**Task statement**
Here is a set of records. Copy them all exactly.

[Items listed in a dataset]

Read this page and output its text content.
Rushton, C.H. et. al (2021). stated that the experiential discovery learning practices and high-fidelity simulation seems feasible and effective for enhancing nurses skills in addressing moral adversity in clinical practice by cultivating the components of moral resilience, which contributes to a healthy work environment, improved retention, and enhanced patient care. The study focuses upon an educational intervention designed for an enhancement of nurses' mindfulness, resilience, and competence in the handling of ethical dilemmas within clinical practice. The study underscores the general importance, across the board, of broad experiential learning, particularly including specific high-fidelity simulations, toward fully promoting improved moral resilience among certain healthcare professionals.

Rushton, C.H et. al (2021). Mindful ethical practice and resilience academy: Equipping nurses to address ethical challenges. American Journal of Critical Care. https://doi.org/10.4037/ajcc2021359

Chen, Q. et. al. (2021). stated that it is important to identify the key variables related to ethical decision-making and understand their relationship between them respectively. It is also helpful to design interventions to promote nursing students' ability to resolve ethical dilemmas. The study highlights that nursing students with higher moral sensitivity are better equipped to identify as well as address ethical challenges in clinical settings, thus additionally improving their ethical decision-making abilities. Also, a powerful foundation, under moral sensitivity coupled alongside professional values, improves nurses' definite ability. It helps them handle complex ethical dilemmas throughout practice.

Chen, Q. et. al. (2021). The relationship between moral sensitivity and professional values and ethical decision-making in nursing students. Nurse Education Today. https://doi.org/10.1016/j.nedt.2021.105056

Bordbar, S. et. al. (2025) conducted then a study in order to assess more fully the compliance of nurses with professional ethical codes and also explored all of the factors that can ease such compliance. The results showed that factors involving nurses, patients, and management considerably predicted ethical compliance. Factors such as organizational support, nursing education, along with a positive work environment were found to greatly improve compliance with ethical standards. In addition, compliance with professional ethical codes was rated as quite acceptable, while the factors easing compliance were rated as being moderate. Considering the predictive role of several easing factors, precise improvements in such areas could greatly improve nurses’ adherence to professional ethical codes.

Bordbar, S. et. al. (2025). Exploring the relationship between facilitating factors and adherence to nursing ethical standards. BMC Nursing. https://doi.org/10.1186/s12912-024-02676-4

**Solved problem**
Read this page and output its text content.
Rushton, C.H. et. al (2021). stated that the experiential discovery learning practices and high-fidelity simulation seems feasible and effective for enhancing nurses skills in addressing moral adversity in clinical practice by cultivating the components of moral resilience, which contributes to a healthy work environment, improved retention, and enhanced patient care. The study focuses upon an educational intervention designed for an enhancement of nurses' mindfulness, resilience, and competence in the handling of ethical dilemmas within clinical practice. The study underscores the general importance, across the board, of broad experiential learning, particularly including specific high-fidelity simulations, toward fully promoting improved moral resilience among certain healthcare professionals.

Rushton, C.H et. al (2021). Mindful ethical practice and resilience academy: Equipping nurses to address ethical challenges. American Journal of Critical Care. https://doi.org/10.4037/ajcc2021359

Chen, Q. et. al. (2021). stated that it is important to identify the key variables related to ethical decision-making and understand their relationship between them respectively. It is also helpful to design interventions to promote nursing students' ability to resolve ethical dilemmas. The study highlights that nursing students with higher moral sensitivity are better equipped to identify as well as address ethical challenges in clinical settings, thus additionally improving their ethical decision-making abilities. Also, a powerful foundation, under moral sensitivity coupled alongside professional values, improves nurses' definite ability. It helps them handle complex ethical dilemmas throughout practice.

Chen, Q. et. al. (2021). The relationship between moral sensitivity and professional values and ethical decision-making in nursing students. Nurse Education Today. https://doi.org/10.1016/j.nedt.2021.105056

Bordbar, S. et. al. (2025) conducted then a study in order to assess more fully the compliance of nurses with professional ethical codes and also explored all of the factors that can ease such compliance. The results showed that factors involving nurses, patients, and management considerably predicted ethical compliance. Factors such as organizational support, nursing education, along with a positive work environment were found to greatly improve compliance with ethical standards. In addition, compliance with professional ethical codes was rated as quite acceptable, while the factors easing compliance were rated as being moderate. Considering the predictive role of several easing factors, precise improvements in such areas could greatly improve nurses’ adherence to professional ethical codes.

Bordbar, S. et. al. (2025). Exploring the relationship between facilitating factors and adherence to nursing ethical standards. BMC Nursing. https://doi.org/10.1186/s12912-024-02676-4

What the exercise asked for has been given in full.